Count the lines in the records below that contain the word "Generate", and give only that number.

____

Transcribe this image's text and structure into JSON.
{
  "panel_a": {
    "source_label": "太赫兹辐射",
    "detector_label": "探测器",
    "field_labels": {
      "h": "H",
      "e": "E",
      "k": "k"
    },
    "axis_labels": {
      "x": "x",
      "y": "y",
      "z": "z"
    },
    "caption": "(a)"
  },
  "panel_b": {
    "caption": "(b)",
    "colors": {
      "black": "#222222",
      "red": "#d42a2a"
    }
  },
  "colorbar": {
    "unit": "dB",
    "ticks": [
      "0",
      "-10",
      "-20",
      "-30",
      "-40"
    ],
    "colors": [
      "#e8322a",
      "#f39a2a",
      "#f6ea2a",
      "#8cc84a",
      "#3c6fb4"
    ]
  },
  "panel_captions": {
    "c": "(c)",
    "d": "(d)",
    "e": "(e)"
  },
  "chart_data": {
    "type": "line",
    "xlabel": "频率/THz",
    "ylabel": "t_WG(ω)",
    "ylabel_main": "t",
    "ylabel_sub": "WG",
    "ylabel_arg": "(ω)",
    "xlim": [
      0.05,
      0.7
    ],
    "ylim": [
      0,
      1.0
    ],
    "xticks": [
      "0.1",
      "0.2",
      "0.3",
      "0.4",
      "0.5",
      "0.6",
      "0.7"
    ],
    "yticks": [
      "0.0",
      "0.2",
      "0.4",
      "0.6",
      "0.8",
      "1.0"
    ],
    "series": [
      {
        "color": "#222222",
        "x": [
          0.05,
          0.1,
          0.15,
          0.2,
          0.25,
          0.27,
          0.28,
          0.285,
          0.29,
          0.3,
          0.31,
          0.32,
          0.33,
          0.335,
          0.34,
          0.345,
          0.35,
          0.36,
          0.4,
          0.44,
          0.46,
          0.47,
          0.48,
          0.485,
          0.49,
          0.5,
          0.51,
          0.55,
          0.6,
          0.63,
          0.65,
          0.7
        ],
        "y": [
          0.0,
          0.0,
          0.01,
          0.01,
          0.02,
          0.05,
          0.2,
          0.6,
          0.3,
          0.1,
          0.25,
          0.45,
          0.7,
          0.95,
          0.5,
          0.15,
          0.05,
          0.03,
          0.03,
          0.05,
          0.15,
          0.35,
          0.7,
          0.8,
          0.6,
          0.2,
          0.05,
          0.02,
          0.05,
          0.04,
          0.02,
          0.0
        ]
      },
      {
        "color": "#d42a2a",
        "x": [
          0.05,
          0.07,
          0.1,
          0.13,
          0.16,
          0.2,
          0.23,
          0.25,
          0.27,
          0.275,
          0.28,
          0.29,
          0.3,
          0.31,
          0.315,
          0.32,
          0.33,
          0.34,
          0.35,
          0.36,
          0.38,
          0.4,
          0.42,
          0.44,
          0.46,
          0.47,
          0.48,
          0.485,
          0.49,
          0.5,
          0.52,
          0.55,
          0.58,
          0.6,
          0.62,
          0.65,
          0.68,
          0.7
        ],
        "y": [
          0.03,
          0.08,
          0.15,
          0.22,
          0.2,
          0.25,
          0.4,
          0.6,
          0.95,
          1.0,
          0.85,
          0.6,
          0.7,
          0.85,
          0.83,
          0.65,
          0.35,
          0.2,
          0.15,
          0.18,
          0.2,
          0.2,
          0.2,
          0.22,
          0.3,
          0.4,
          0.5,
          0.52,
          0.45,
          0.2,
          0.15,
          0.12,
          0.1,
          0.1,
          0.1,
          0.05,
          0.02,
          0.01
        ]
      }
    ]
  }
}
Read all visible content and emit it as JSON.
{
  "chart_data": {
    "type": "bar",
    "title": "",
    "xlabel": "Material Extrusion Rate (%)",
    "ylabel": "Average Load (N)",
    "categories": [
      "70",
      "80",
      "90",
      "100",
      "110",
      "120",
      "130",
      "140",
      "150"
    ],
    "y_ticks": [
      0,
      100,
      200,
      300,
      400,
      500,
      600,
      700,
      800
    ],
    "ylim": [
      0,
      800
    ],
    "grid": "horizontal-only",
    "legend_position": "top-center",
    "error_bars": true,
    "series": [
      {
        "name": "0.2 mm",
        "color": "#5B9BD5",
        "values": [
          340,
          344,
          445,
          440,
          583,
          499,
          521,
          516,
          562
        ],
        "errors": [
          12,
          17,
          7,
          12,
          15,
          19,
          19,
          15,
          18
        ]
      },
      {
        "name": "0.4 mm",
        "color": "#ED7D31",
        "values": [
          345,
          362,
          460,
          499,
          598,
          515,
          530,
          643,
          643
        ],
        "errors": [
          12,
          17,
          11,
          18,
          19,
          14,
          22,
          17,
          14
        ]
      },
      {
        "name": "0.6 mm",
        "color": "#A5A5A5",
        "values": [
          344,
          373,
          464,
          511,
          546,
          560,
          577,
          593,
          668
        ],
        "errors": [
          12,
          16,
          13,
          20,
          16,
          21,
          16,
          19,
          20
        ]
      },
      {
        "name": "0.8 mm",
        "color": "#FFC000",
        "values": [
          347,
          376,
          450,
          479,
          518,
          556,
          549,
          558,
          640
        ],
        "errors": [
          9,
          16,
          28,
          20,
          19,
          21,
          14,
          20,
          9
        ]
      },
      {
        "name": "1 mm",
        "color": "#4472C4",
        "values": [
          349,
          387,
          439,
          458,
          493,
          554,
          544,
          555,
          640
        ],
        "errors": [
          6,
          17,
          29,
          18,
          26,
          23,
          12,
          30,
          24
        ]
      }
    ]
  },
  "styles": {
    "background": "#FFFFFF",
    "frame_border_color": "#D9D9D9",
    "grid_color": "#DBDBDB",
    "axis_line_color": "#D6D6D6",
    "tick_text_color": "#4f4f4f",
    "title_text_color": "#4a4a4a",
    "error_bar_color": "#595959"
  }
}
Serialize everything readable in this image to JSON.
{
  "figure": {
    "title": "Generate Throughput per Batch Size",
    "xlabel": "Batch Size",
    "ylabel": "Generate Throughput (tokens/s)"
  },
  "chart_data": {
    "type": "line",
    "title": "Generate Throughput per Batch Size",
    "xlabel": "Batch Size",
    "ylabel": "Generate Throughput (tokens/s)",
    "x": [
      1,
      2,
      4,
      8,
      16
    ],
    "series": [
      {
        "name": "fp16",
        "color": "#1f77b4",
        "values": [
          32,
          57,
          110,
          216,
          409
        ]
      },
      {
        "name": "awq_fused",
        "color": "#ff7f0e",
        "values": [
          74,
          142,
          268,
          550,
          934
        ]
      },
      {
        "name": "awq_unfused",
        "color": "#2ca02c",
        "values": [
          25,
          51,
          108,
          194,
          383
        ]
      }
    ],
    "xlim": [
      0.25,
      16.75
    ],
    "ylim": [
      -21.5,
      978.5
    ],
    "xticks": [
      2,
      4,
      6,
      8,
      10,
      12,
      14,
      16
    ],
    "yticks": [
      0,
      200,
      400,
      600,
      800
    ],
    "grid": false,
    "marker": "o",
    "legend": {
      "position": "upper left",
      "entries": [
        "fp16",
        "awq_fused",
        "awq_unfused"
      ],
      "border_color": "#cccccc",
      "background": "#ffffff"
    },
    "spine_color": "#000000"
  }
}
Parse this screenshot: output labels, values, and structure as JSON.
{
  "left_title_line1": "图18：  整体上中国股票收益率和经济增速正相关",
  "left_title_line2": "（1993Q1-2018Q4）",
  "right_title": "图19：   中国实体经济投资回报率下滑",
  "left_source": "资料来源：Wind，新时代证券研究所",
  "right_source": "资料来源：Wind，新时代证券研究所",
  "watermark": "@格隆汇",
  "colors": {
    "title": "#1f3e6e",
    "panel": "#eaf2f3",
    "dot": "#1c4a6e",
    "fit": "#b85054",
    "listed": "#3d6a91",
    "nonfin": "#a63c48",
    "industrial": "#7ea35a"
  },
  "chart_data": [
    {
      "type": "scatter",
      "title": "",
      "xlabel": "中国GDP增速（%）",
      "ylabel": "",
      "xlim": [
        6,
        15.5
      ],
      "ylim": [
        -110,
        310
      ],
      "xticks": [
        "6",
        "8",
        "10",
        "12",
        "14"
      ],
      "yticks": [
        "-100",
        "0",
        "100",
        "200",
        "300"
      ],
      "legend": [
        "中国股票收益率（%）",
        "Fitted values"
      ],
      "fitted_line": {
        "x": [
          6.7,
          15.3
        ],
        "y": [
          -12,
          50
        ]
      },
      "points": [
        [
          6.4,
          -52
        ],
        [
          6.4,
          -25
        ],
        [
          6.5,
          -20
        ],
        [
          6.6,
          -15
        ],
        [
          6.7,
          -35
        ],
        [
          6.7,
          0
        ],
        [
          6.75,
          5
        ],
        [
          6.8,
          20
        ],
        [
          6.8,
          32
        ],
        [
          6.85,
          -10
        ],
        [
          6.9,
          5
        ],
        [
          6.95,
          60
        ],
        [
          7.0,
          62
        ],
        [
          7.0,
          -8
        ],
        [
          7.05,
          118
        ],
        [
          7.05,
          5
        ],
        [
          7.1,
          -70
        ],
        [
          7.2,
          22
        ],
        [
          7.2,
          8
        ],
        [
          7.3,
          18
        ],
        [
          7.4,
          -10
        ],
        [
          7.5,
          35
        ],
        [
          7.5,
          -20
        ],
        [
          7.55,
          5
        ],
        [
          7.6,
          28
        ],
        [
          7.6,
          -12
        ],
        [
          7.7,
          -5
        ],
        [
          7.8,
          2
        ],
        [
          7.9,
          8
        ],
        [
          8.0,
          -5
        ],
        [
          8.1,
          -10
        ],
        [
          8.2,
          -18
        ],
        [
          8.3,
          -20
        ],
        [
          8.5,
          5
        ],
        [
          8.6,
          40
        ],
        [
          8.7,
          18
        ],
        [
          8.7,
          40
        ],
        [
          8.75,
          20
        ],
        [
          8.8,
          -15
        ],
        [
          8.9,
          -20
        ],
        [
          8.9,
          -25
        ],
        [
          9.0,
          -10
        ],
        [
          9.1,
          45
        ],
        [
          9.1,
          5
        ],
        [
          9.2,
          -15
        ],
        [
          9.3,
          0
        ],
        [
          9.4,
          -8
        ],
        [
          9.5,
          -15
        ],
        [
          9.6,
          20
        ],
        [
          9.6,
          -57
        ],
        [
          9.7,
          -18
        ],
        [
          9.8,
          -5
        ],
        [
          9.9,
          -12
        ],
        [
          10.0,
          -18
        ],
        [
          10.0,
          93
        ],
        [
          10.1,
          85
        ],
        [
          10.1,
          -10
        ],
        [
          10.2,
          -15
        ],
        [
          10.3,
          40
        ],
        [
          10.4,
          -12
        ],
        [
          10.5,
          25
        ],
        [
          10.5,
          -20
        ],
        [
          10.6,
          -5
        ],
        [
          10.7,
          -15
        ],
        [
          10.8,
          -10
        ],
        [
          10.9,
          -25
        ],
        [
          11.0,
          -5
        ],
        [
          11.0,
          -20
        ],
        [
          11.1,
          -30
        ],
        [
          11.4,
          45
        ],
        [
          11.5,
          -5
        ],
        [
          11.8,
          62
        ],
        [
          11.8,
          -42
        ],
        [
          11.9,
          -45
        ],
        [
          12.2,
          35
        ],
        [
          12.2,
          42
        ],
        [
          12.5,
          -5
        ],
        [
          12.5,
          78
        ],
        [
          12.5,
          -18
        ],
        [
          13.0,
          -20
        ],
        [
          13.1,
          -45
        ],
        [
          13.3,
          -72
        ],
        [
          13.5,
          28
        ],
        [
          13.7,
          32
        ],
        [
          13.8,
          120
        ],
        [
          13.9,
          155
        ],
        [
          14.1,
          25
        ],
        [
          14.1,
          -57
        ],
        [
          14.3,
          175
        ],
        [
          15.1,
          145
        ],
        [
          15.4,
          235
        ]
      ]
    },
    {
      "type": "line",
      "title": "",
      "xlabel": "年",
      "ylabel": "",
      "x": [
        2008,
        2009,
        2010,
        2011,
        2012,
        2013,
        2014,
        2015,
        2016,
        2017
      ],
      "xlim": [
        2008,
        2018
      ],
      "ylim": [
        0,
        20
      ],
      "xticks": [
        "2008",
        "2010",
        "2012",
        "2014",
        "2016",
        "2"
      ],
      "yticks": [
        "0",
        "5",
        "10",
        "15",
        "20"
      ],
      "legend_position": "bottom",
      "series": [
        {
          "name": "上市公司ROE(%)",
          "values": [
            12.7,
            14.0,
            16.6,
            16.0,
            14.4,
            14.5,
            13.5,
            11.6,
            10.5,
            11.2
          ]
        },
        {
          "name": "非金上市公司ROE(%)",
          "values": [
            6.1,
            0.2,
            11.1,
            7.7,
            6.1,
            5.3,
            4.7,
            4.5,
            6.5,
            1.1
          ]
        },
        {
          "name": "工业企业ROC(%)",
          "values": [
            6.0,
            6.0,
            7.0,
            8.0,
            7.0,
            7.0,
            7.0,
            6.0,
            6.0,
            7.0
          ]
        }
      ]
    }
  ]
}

____

> COMPLETED EXERCISE:
4